WHAT TO DO = Copy the material that follows word for word and omit its pictures.

Records from a dataset:

:::::

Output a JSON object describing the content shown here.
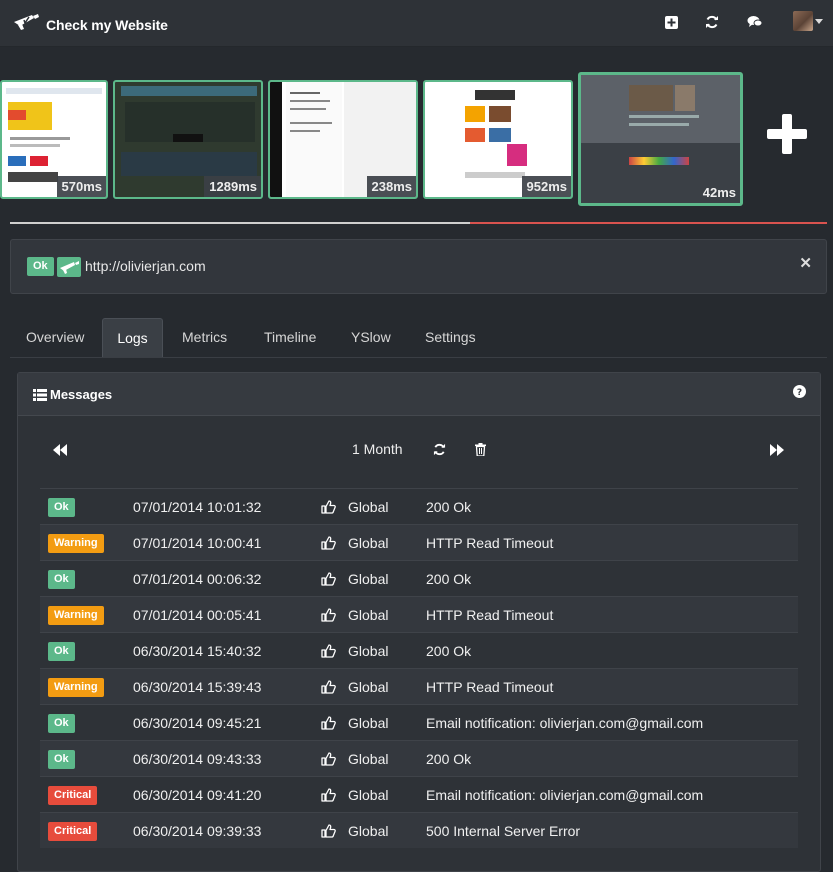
{
  "app": {
    "title": "Check my Website"
  },
  "nav": {
    "icons": [
      "plus-square-icon",
      "refresh-icon",
      "comments-icon",
      "user-avatar",
      "caret-down-icon"
    ]
  },
  "thumbnails": [
    {
      "ms": "570ms"
    },
    {
      "ms": "1289ms"
    },
    {
      "ms": "238ms"
    },
    {
      "ms": "952ms"
    },
    {
      "ms": "42ms",
      "selected": true
    }
  ],
  "site": {
    "status": "Ok",
    "url": "http://olivierjan.com"
  },
  "tabs": [
    {
      "label": "Overview"
    },
    {
      "label": "Logs",
      "active": true
    },
    {
      "label": "Metrics"
    },
    {
      "label": "Timeline"
    },
    {
      "label": "YSlow"
    },
    {
      "label": "Settings"
    }
  ],
  "messages": {
    "title": "Messages",
    "period": "1 Month",
    "rows": [
      {
        "status": "Ok",
        "date": "07/01/2014 10:01:32",
        "scope": "Global",
        "message": "200 Ok"
      },
      {
        "status": "Warning",
        "date": "07/01/2014 10:00:41",
        "scope": "Global",
        "message": "HTTP Read Timeout"
      },
      {
        "status": "Ok",
        "date": "07/01/2014 00:06:32",
        "scope": "Global",
        "message": "200 Ok"
      },
      {
        "status": "Warning",
        "date": "07/01/2014 00:05:41",
        "scope": "Global",
        "message": "HTTP Read Timeout"
      },
      {
        "status": "Ok",
        "date": "06/30/2014 15:40:32",
        "scope": "Global",
        "message": "200 Ok"
      },
      {
        "status": "Warning",
        "date": "06/30/2014 15:39:43",
        "scope": "Global",
        "message": "HTTP Read Timeout"
      },
      {
        "status": "Ok",
        "date": "06/30/2014 09:45:21",
        "scope": "Global",
        "message": "Email notification: olivierjan.com@gmail.com"
      },
      {
        "status": "Ok",
        "date": "06/30/2014 09:43:33",
        "scope": "Global",
        "message": "200 Ok"
      },
      {
        "status": "Critical",
        "date": "06/30/2014 09:41:20",
        "scope": "Global",
        "message": "Email notification: olivierjan.com@gmail.com"
      },
      {
        "status": "Critical",
        "date": "06/30/2014 09:39:33",
        "scope": "Global",
        "message": "500 Internal Server Error"
      }
    ]
  },
  "colors": {
    "ok": "#5cb88a",
    "warning": "#f39c12",
    "critical": "#e74c3c",
    "background": "#262a2f"
  }
}
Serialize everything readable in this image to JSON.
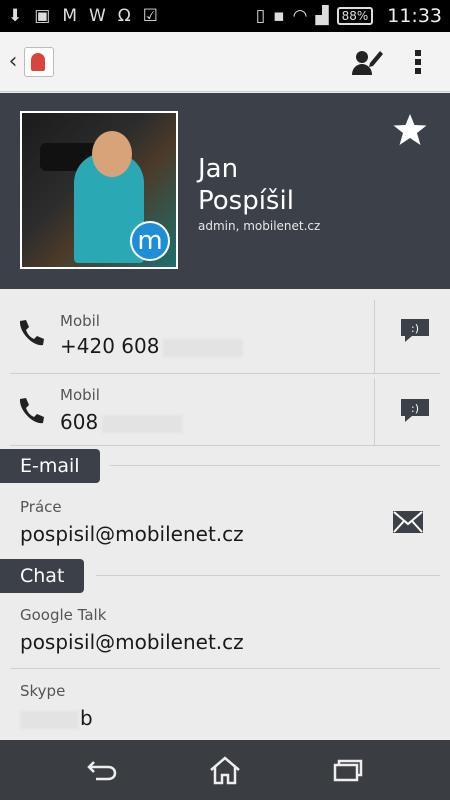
{
  "status_bar": {
    "battery": "88%",
    "time": "11:33"
  },
  "contact": {
    "first_name": "Jan",
    "last_name": "Pospíšil",
    "subtitle": "admin, mobilenet.cz",
    "badge_letter": "m"
  },
  "phones": [
    {
      "label": "Mobil",
      "value": "+420 608"
    },
    {
      "label": "Mobil",
      "value": "608"
    }
  ],
  "sections": {
    "email": "E-mail",
    "chat": "Chat"
  },
  "email": {
    "label": "Práce",
    "value": "pospisil@mobilenet.cz"
  },
  "chat": [
    {
      "label": "Google Talk",
      "value": "pospisil@mobilenet.cz"
    },
    {
      "label": "Skype",
      "value": "b"
    }
  ],
  "icons": {
    "back": "chevron-left-icon",
    "app": "contacts-app-icon",
    "edit": "edit-contact-icon",
    "menu": "overflow-menu-icon",
    "star": "star-icon",
    "phone": "phone-icon",
    "sms": "sms-icon",
    "mail": "email-icon",
    "nav_back": "back-icon",
    "nav_home": "home-icon",
    "nav_recents": "recents-icon"
  },
  "colors": {
    "header_bg": "#3c4149",
    "content_bg": "#ececec",
    "accent_badge": "#1e8fd6"
  }
}
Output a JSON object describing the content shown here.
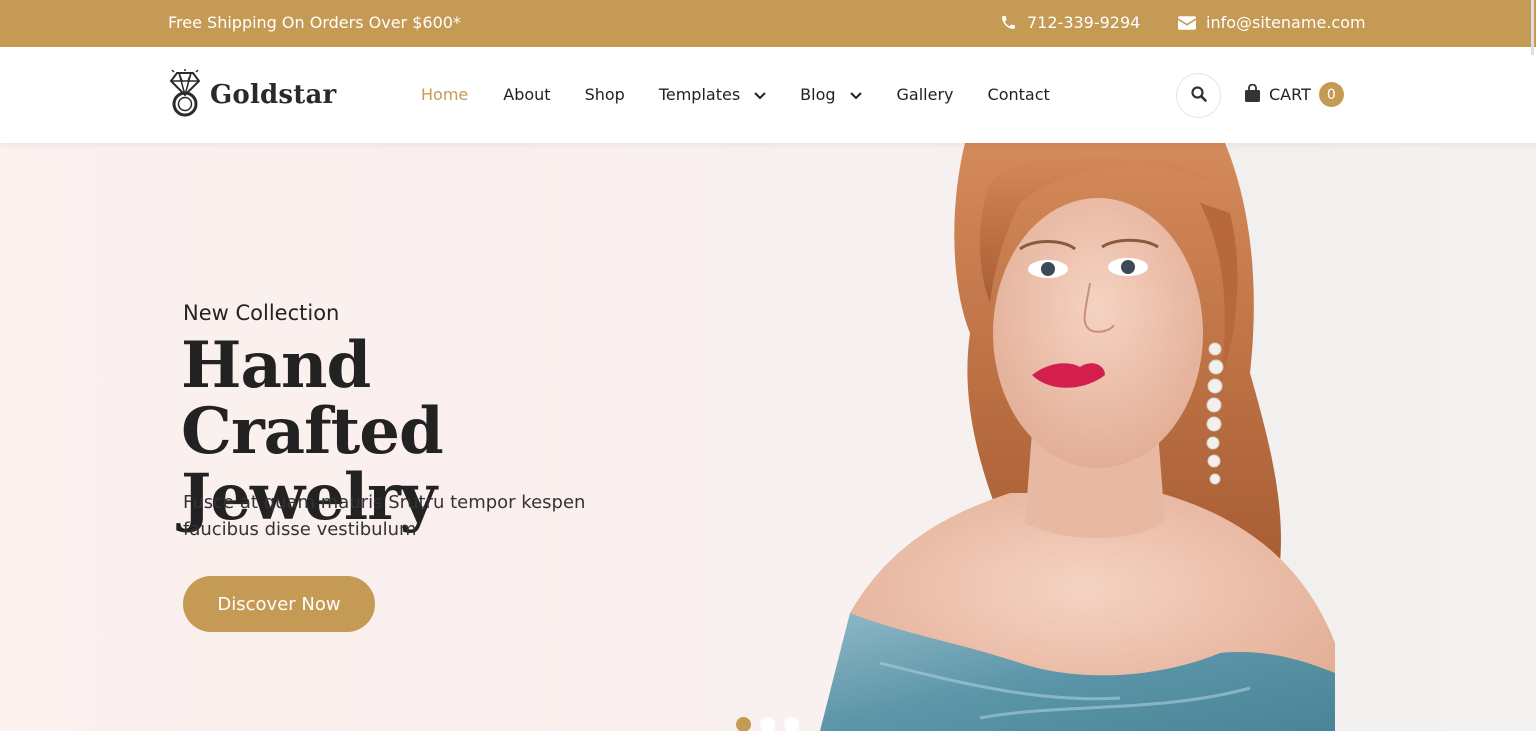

:::::

TASK SOLUTION =
Output a JSON object describing the content shown here.
{
  "app": {
    "title": "Check my Website"
  },
  "nav": {
    "icons": [
      "plus-square-icon",
      "refresh-icon",
      "comments-icon",
      "user-avatar",
      "caret-down-icon"
    ]
  },
  "thumbnails": [
    {
      "ms": "570ms"
    },
    {
      "ms": "1289ms"
    },
    {
      "ms": "238ms"
    },
    {
      "ms": "952ms"
    },
    {
      "ms": "42ms",
      "selected": true
    }
  ],
  "site": {
    "status": "Ok",
    "url": "http://olivierjan.com"
  },
  "tabs": [
    {
      "label": "Overview"
    },
    {
      "label": "Logs",
      "active": true
    },
    {
      "label": "Metrics"
    },
    {
      "label": "Timeline"
    },
    {
      "label": "YSlow"
    },
    {
      "label": "Settings"
    }
  ],
  "messages": {
    "title": "Messages",
    "period": "1 Month",
    "rows": [
      {
        "status": "Ok",
        "date": "07/01/2014 10:01:32",
        "scope": "Global",
        "message": "200 Ok"
      },
      {
        "status": "Warning",
        "date": "07/01/2014 10:00:41",
        "scope": "Global",
        "message": "HTTP Read Timeout"
      },
      {
        "status": "Ok",
        "date": "07/01/2014 00:06:32",
        "scope": "Global",
        "message": "200 Ok"
      },
      {
        "status": "Warning",
        "date": "07/01/2014 00:05:41",
        "scope": "Global",
        "message": "HTTP Read Timeout"
      },
      {
        "status": "Ok",
        "date": "06/30/2014 15:40:32",
        "scope": "Global",
        "message": "200 Ok"
      },
      {
        "status": "Warning",
        "date": "06/30/2014 15:39:43",
        "scope": "Global",
        "message": "HTTP Read Timeout"
      },
      {
        "status": "Ok",
        "date": "06/30/2014 09:45:21",
        "scope": "Global",
        "message": "Email notification: olivierjan.com@gmail.com"
      },
      {
        "status": "Ok",
        "date": "06/30/2014 09:43:33",
        "scope": "Global",
        "message": "200 Ok"
      },
      {
        "status": "Critical",
        "date": "06/30/2014 09:41:20",
        "scope": "Global",
        "message": "Email notification: olivierjan.com@gmail.com"
      },
      {
        "status": "Critical",
        "date": "06/30/2014 09:39:33",
        "scope": "Global",
        "message": "500 Internal Server Error"
      }
    ]
  },
  "colors": {
    "ok": "#5cb88a",
    "warning": "#f39c12",
    "critical": "#e74c3c",
    "background": "#262a2f"
  }
}
Serialize everything readable in this image to JSON.
{
  "status_bar": {
    "battery": "88%",
    "time": "11:33"
  },
  "contact": {
    "first_name": "Jan",
    "last_name": "Pospíšil",
    "subtitle": "admin, mobilenet.cz",
    "badge_letter": "m"
  },
  "phones": [
    {
      "label": "Mobil",
      "value": "+420 608"
    },
    {
      "label": "Mobil",
      "value": "608"
    }
  ],
  "sections": {
    "email": "E-mail",
    "chat": "Chat"
  },
  "email": {
    "label": "Práce",
    "value": "pospisil@mobilenet.cz"
  },
  "chat": [
    {
      "label": "Google Talk",
      "value": "pospisil@mobilenet.cz"
    },
    {
      "label": "Skype",
      "value": "b"
    }
  ],
  "icons": {
    "back": "chevron-left-icon",
    "app": "contacts-app-icon",
    "edit": "edit-contact-icon",
    "menu": "overflow-menu-icon",
    "star": "star-icon",
    "phone": "phone-icon",
    "sms": "sms-icon",
    "mail": "email-icon",
    "nav_back": "back-icon",
    "nav_home": "home-icon",
    "nav_recents": "recents-icon"
  },
  "colors": {
    "header_bg": "#3c4149",
    "content_bg": "#ececec",
    "accent_badge": "#1e8fd6"
  }
}
Output a JSON object describing the content shown here.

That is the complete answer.